--- START RECORDED INFORMATION ---

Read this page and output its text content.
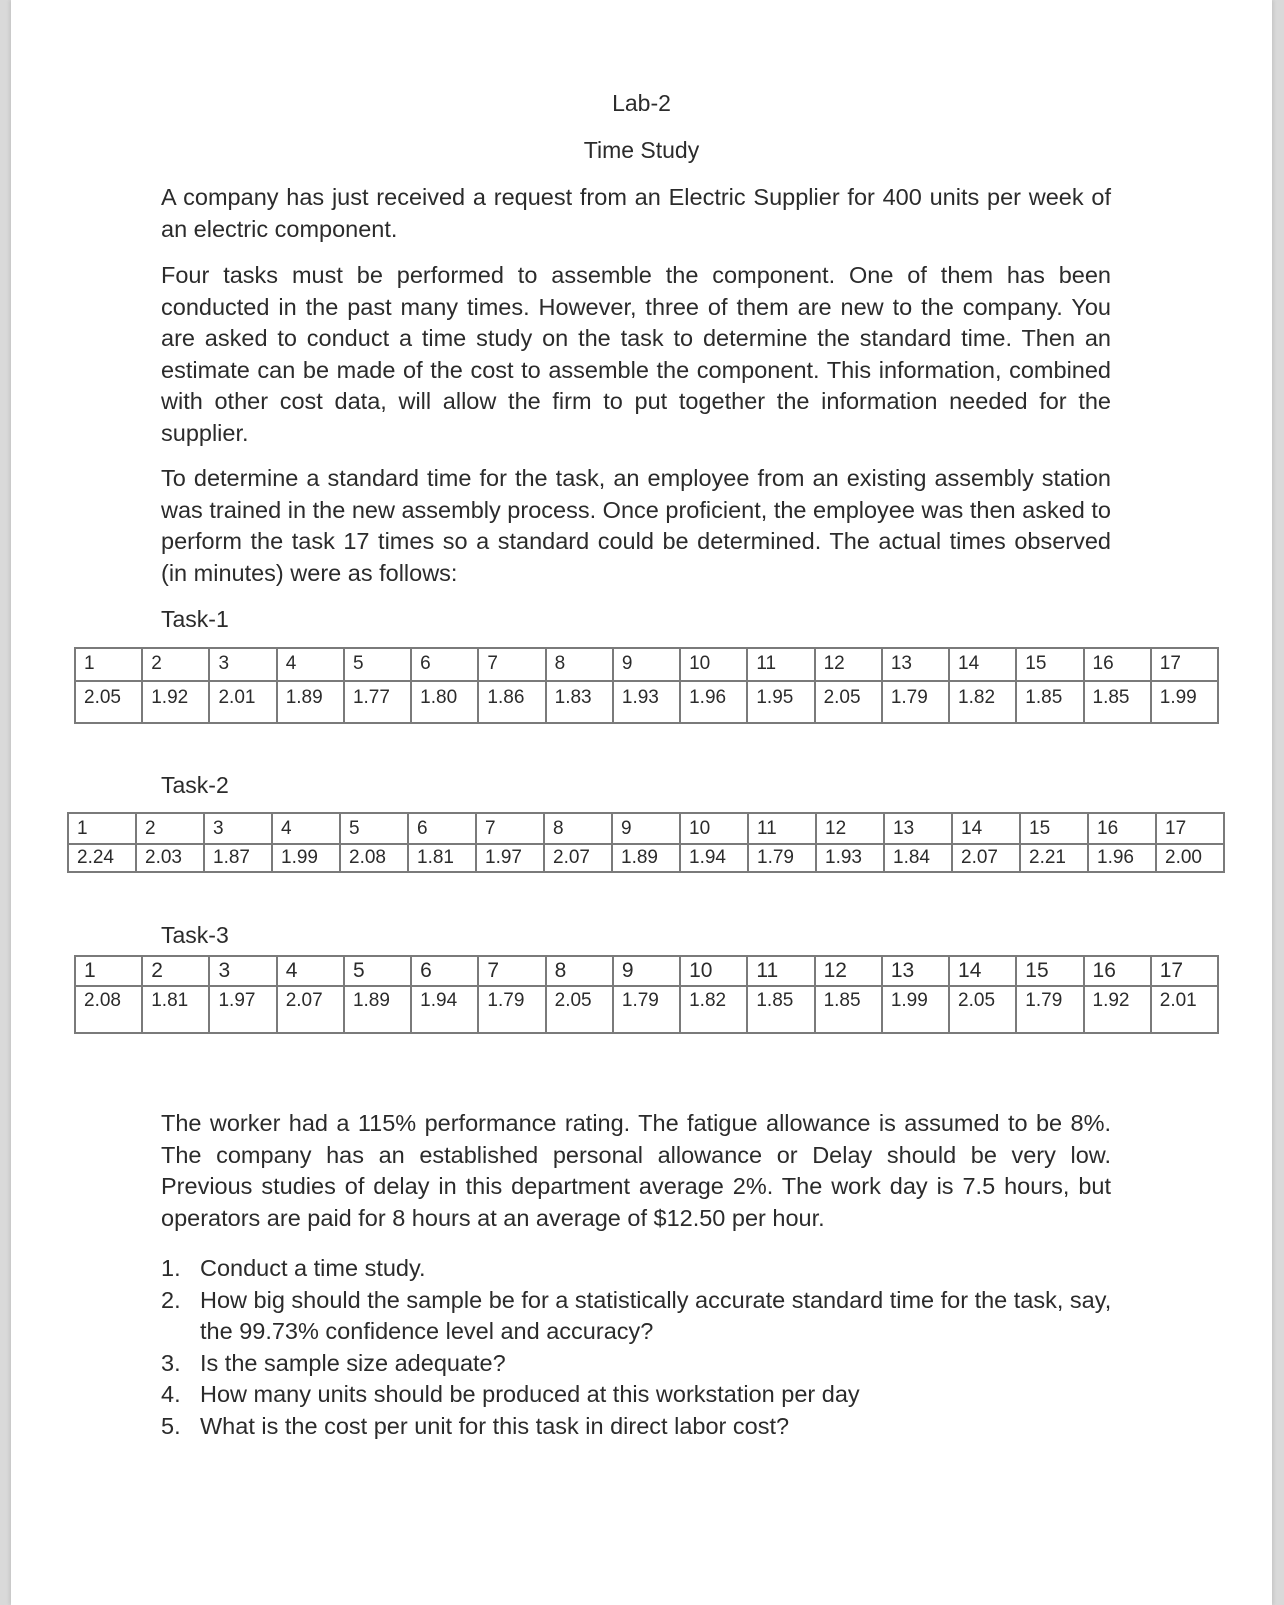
Lab-2
Time Study

A company has just received a request from an Electric Supplier for 400 units per week of an electric component.

Four tasks must be performed to assemble the component. One of them has been conducted in the past many times. However, three of them are new to the company. You are asked to conduct a time study on the task to determine the standard time. Then an estimate can be made of the cost to assemble the component. This information, combined with other cost data, will allow the firm to put together the information needed for the supplier.

To determine a standard time for the task, an employee from an existing assembly station was trained in the new assembly process. Once proficient, the employee was then asked to perform the task 17 times so a standard could be determined. The actual times observed (in minutes) were as follows:

Task-1
1	2	3	4	5	6	7	8	9	10	11	12	13	14	15	16	17
2.05	1.92	2.01	1.89	1.77	1.80	1.86	1.83	1.93	1.96	1.95	2.05	1.79	1.82	1.85	1.85	1.99
Task-2
1	2	3	4	5	6	7	8	9	10	11	12	13	14	15	16	17
2.24	2.03	1.87	1.99	2.08	1.81	1.97	2.07	1.89	1.94	1.79	1.93	1.84	2.07	2.21	1.96	2.00
Task-3
1	2	3	4	5	6	7	8	9	10	11	12	13	14	15	16	17
2.08	1.81	1.97	2.07	1.89	1.94	1.79	2.05	1.79	1.82	1.85	1.85	1.99	2.05	1.79	1.92	2.01

The worker had a 115% performance rating. The fatigue allowance is assumed to be 8%. The company has an established personal allowance or Delay should be very low. Previous studies of delay in this department average 2%. The work day is 7.5 hours, but operators are paid for 8 hours at an average of $12.50 per hour.

1. Conduct a time study.
2. How big should the sample be for a statistically accurate standard time for the task, say, the 99.73% confidence level and accuracy?
3. Is the sample size adequate?
4. How many units should be produced at this workstation per day
5. What is the cost per unit for this task in direct labor cost?
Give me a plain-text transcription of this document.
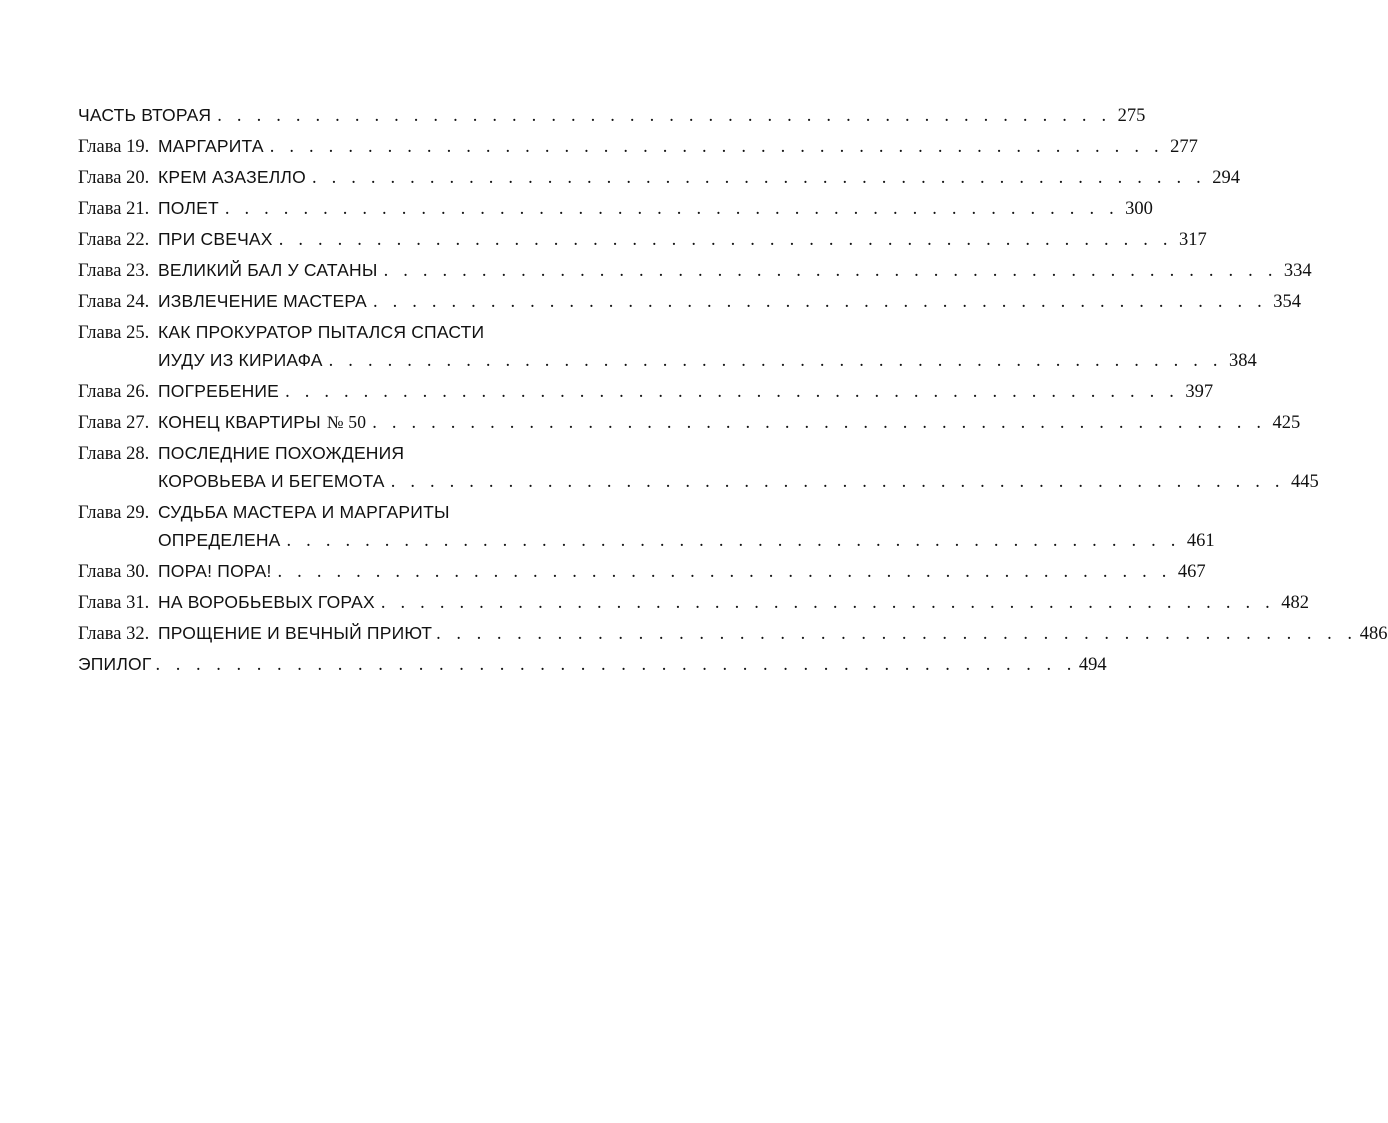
ЧАСТЬ ВТОРАЯ . . . . . . . . . . . . . . . . . . . . . . . . . . . . . . . . . . . . . . . . . . . . . . 275
Глава 19. МАРГАРИТА . . . . . . . . . . . . . . . . . . . . . . . . . . . . . . . . . . . . . . . . . . . . . . 277
Глава 20. КРЕМ АЗАЗЕЛЛО . . . . . . . . . . . . . . . . . . . . . . . . . . . . . . . . . . . . . . . . . . . . . . 294
Глава 21. ПОЛЕТ . . . . . . . . . . . . . . . . . . . . . . . . . . . . . . . . . . . . . . . . . . . . . . 300
Глава 22. ПРИ СВЕЧАХ . . . . . . . . . . . . . . . . . . . . . . . . . . . . . . . . . . . . . . . . . . . . . . 317
Глава 23. ВЕЛИКИЙ БАЛ У САТАНЫ . . . . . . . . . . . . . . . . . . . . . . . . . . . . . . . . . . . . . . . . . . . . . . 334
Глава 24. ИЗВЛЕЧЕНИЕ МАСТЕРА . . . . . . . . . . . . . . . . . . . . . . . . . . . . . . . . . . . . . . . . . . . . . . 354
Глава 25. КАК ПРОКУРАТОР ПЫТАЛСЯ СПАСТИ
ИУДУ ИЗ КИРИАФА . . . . . . . . . . . . . . . . . . . . . . . . . . . . . . . . . . . . . . . . . . . . . . 384
Глава 26. ПОГРЕБЕНИЕ . . . . . . . . . . . . . . . . . . . . . . . . . . . . . . . . . . . . . . . . . . . . . . 397
Глава 27. КОНЕЦ КВАРТИРЫ № 50 . . . . . . . . . . . . . . . . . . . . . . . . . . . . . . . . . . . . . . . . . . . . . . 425
Глава 28. ПОСЛЕДНИЕ ПОХОЖДЕНИЯ
КОРОВЬЕВА И БЕГЕМОТА . . . . . . . . . . . . . . . . . . . . . . . . . . . . . . . . . . . . . . . . . . . . . . 445
Глава 29. СУДЬБА МАСТЕРА И МАРГАРИТЫ
ОПРЕДЕЛЕНА . . . . . . . . . . . . . . . . . . . . . . . . . . . . . . . . . . . . . . . . . . . . . . 461
Глава 30. ПОРА! ПОРА! . . . . . . . . . . . . . . . . . . . . . . . . . . . . . . . . . . . . . . . . . . . . . . 467
Глава 31. НА ВОРОБЬЕВЫХ ГОРАХ . . . . . . . . . . . . . . . . . . . . . . . . . . . . . . . . . . . . . . . . . . . . . . 482
Глава 32. ПРОЩЕНИЕ И ВЕЧНЫЙ ПРИЮТ . . . . . . . . . . . . . . . . . . . . . . . . . . . . . . . . . . . . . . . . . . . . . . 486
ЭПИЛОГ . . . . . . . . . . . . . . . . . . . . . . . . . . . . . . . . . . . . . . . . . . . . . . 494
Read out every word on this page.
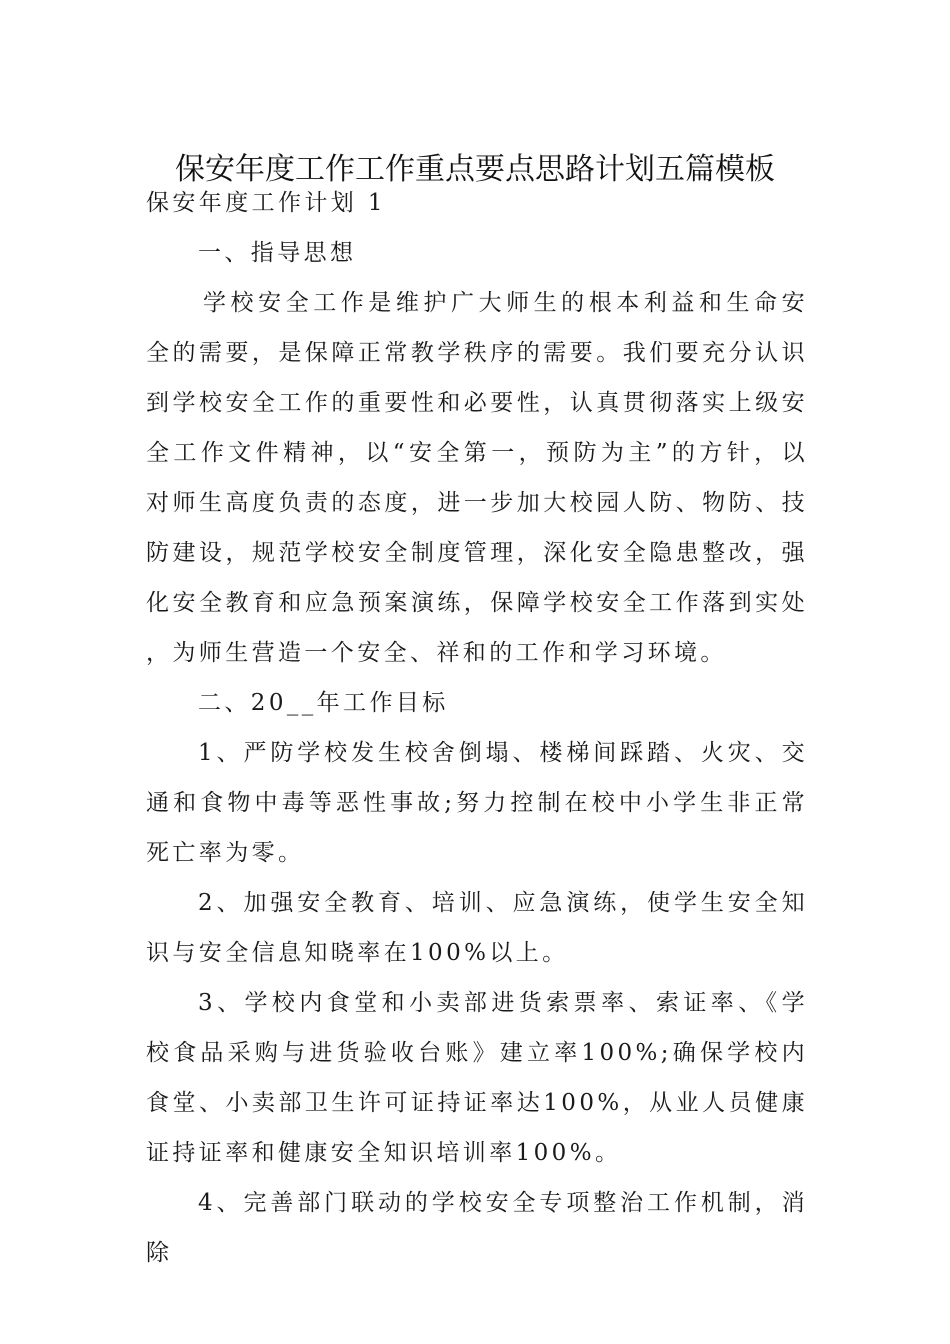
保安年度工作工作重点要点思路计划五篇模板

保安年度工作计划 1

一、指导思想

学校安全工作是维护广大师生的根本利益和生命安全的需要，是保障正常教学秩序的需要。我们要充分认识到学校安全工作的重要性和必要性，认真贯彻落实上级安全工作文件精神，以“安全第一，预防为主”的方针，以对师生高度负责的态度，进一步加大校园人防、物防、技防建设，规范学校安全制度管理，深化安全隐患整改，强化安全教育和应急预案演练，保障学校安全工作落到实处，为师生营造一个安全、祥和的工作和学习环境。

二、20__年工作目标

1、严防学校发生校舍倒塌、楼梯间踩踏、火灾、交通和食物中毒等恶性事故;努力控制在校中小学生非正常死亡率为零。

2、加强安全教育、培训、应急演练，使学生安全知识与安全信息知晓率在100%以上。

3、学校内食堂和小卖部进货索票率、索证率、《学校食品采购与进货验收台账》建立率100%;确保学校内食堂、小卖部卫生许可证持证率达100%，从业人员健康证持证率和健康安全知识培训率100%。

4、完善部门联动的学校安全专项整治工作机制，消除
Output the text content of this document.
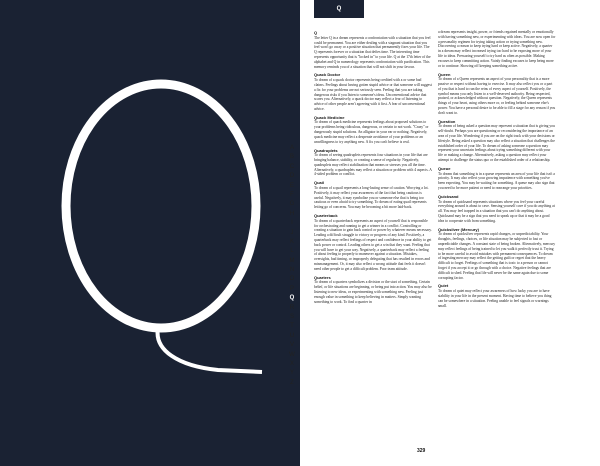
Q
Q

The letter Q in a dream represents a confrontation with a situation that you feel could be permanent. You are either dealing with a stagnant situation that you feel won't go away or a positive situation that permanently fixes your life. The Q represents forever or a situation that defies time. The interesting time represents opportunity that is "locked in" to your life. Q at the 17th letter of the alphabet and Q in numerology represents confrontation with purification. This memory reminds you of a situation that will not shift in your favour.

Quack Doctor

To dream of a quack doctor represents being credited with a or some bad claims. Feelings about having gotten stupid advice or that someone will suggest a fix for your problems are not seriously seen. Feeling that you are taking dangerous risks if you listen to someone's ideas. Unconventional advice that scares you. Alternatively, a quack doctor may reflect a fear of listening to advice of other people aren't agreeing with it first. A fear of unconventional advice.

Quack Medicine

To dream of quack medicine represents feelings about proposed solutions to your problems being ridiculous, dangerous, or certain to not work. "Crazy" or dangerously stupid solutions. An alligator in your ear or nothing. Negatively, quack medicine may reflect a desperate avoidance of your problems or an unwillingness to try anything new. A fix you can't believe is real.

Quadruplets

To dream of seeing quadruplets represents four situations in your life that are bringing balance, stability, or creating a sense of regularity. Negatively, quadruplets may reflect stabilization that means or stresses you all the time. Alternatively, a quadruplets may reflect a situation or problem with 4 aspects. A 4-sided problem or conflict.

Quail

To dream of a quail represents a long-lasting sense of caution. Worrying a lot. Positively, it may reflect your awareness of the fact that being cautious is useful. Negatively, it may symbolize you or someone else that is being too cautious or even afraid to try something. To dream of eating quail represents letting go of concerns. You may be becoming a bit more laid-back.

Quarterback

To dream of a quarterback represents an aspect of yourself that is responsible for orchestrating and running to get a winner in a conflict. Controlling or creating a situation to gain back control or power by whatever means necessary. Leading a difficult struggle to victory or progress of any kind. Positively, a quarterback may reflect feelings of respect and confidence in your ability to get back power or control. Leading others to get a win that they want. Feeling that you will have to get your way. Negatively, a quarterback may reflect a feeling of about feeling to properly to maneuver against a situation. Mistakes, oversights, bad timing, or improperly delegating that has resulted in errors and mismanagement. Or, it may also reflect a wrong attitude that feels it doesn't need other people to get a difficult problem. Poor team attitude.

Quarters

To dream of a quarters symbolizes a division or the start of something. Certain belief, or life situations are beginning, or being put into action. You may also be listening to new ideas, or experimenting with something new. Feeling just enough value in something to keep believing in matters. Simply wanting something to work. To find a quarter in

a dream represents insight, power, or friends regained mentally or emotionally with having something new, or experimenting with ideas. You are now open for a personality regimen for trying taking action or trying something new. Discovering a reason to keep trying hard or keep active. Negatively, a quarter in a dream may reflect increased trying too hard to be exposing more of your life to ideas. Pressuring yourself to try hard as often as possible. Making excuses to keep committing action. Vainly finding excuses to keep being more or to continue. Showing off keeping something active.

Queen

To dream of a Queen represents an aspect of your personality that is a more passive or respect without having to exercise. It may also reflect you or a part of you that is hard to run the reins of every aspect of yourself. Positively, the symbol means you only listen to a well-deserved authority. Being respected, praised, or acknowledged without question. Negatively, the Queen represents things of your heart, using others more or, or feeling behind someone else's power. You have a personal desire to be able to fill a stage for any reason if you don't want to.

Question

To dream of being asked a question may represent a situation that is giving you self-doubt. Perhaps you are questioning or reconsidering the importance of an area of your life. Wondering if you are on the right track with your decisions or lifestyle. Being asked a question may also reflect a situation that challenges the established order of your life. To dream of asking someone a question may represent your uncertain feelings about trying something different with your life or making a change. Alternatively, asking a question may reflect your attempt to challenge the status quo or the established order of a relationship.

Queue

To dream that something is in a queue represents an area of your life that isn't a priority. It may also reflect your growing impatience with something you've been expecting. You may be waiting for something. A queue may also sign that you need to be more patient or need to rearrange your priorities.

Quicksand

To dream of quicksand represents situations where you feel your careful everything around is about to cave. Sensing yourself cave if you do anything at all. You may feel trapped in a situation that you can't do anything about. Quicksand may be a sign that you need to speak up or that it may be a good idea to cooperate with from something.

Quicksilver (Mercury)

To dream of quicksilver represents rapid changes, or unpredictability. Your thoughts, feelings, choices, or life situation may be subjected to fast or unpredictable changes. A constant state of being broken. Alternatively, mercury may reflect feelings of being trained to let you walk it perfectly trust it. Trying to be more careful to avoid mistakes with permanent consequences. To dream of ingesting mercury may reflect the getting guilt or regret that the heavy difficult to forget. Feelings of something that is toxic to a person or cannot forget if you accept it or go through with a choice. Negative feelings that are difficult to shed. Feeling that life will never be the same again due to some corrupting factor.

Quiet

To dream of quiet may reflect your awareness of how lucky you are to have stability in your life in the present moment. Having time to believe you thing can be somewhere in a situation. Feeling unable to feel signals or warnings small.

329
A
B
C
D
E
F
G
H
I
J
K
L
M
N
O
P
Q
R
S
T
U
V
W
X
Y
Z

--- END RECORDED INFORMATION ---

**DIRECTIONS:**
Show every line from the listing above in which the string "МАСТЕРА" appears.

**EXERCISE RESPONSE:**
Глава 24. ИЗВЛЕЧЕНИЕ МАСТЕРА . . . . . . . . . . . . . . . . . . . . . . . . . . . . . . . . . . . . . . . . . . . . . . 354
Глава 29. СУДЬБА МАСТЕРА И МАРГАРИТЫ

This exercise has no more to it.